### GIVEN TASK:
Look at the entries below and reproduce them exactly.

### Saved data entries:
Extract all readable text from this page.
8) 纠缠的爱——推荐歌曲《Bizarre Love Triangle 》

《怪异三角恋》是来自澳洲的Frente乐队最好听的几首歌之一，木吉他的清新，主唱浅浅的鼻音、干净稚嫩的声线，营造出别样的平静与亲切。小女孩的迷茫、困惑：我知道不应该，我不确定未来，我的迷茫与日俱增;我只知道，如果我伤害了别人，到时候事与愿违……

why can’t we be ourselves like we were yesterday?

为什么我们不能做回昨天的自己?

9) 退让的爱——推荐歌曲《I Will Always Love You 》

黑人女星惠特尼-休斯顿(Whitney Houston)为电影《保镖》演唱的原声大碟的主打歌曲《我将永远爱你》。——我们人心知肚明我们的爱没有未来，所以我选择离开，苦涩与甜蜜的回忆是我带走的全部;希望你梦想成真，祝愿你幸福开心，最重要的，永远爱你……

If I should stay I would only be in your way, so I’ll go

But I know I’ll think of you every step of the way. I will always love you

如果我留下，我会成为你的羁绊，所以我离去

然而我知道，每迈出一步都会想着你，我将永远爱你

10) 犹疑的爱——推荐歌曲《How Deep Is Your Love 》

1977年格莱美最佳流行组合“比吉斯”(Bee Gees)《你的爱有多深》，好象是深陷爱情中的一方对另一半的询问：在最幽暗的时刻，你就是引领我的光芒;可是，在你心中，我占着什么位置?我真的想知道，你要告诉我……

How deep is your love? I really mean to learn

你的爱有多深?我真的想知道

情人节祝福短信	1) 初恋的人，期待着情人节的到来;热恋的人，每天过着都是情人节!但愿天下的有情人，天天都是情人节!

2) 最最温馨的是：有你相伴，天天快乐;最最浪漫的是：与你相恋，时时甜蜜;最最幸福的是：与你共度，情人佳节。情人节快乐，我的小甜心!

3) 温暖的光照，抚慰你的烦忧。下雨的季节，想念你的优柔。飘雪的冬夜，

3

### RESPONSE TO THE TASK:
Extract all readable text from this page.
8) 纠缠的爱——推荐歌曲《Bizarre Love Triangle 》

《怪异三角恋》是来自澳洲的Frente乐队最好听的几首歌之一，木吉他的清新，主唱浅浅的鼻音、干净稚嫩的声线，营造出别样的平静与亲切。小女孩的迷茫、困惑：我知道不应该，我不确定未来，我的迷茫与日俱增;我只知道，如果我伤害了别人，到时候事与愿违……

why can’t we be ourselves like we were yesterday?

为什么我们不能做回昨天的自己?

9) 退让的爱——推荐歌曲《I Will Always Love You 》

黑人女星惠特尼-休斯顿(Whitney Houston)为电影《保镖》演唱的原声大碟的主打歌曲《我将永远爱你》。——我们人心知肚明我们的爱没有未来，所以我选择离开，苦涩与甜蜜的回忆是我带走的全部;希望你梦想成真，祝愿你幸福开心，最重要的，永远爱你……

If I should stay I would only be in your way, so I’ll go

But I know I’ll think of you every step of the way. I will always love you

如果我留下，我会成为你的羁绊，所以我离去

然而我知道，每迈出一步都会想着你，我将永远爱你

10) 犹疑的爱——推荐歌曲《How Deep Is Your Love 》

1977年格莱美最佳流行组合“比吉斯”(Bee Gees)《你的爱有多深》，好象是深陷爱情中的一方对另一半的询问：在最幽暗的时刻，你就是引领我的光芒;可是，在你心中，我占着什么位置?我真的想知道，你要告诉我……

How deep is your love? I really mean to learn

你的爱有多深?我真的想知道

情人节祝福短信	1) 初恋的人，期待着情人节的到来;热恋的人，每天过着都是情人节!但愿天下的有情人，天天都是情人节!

2) 最最温馨的是：有你相伴，天天快乐;最最浪漫的是：与你相恋，时时甜蜜;最最幸福的是：与你共度，情人佳节。情人节快乐，我的小甜心!

3) 温暖的光照，抚慰你的烦忧。下雨的季节，想念你的优柔。飘雪的冬夜，

3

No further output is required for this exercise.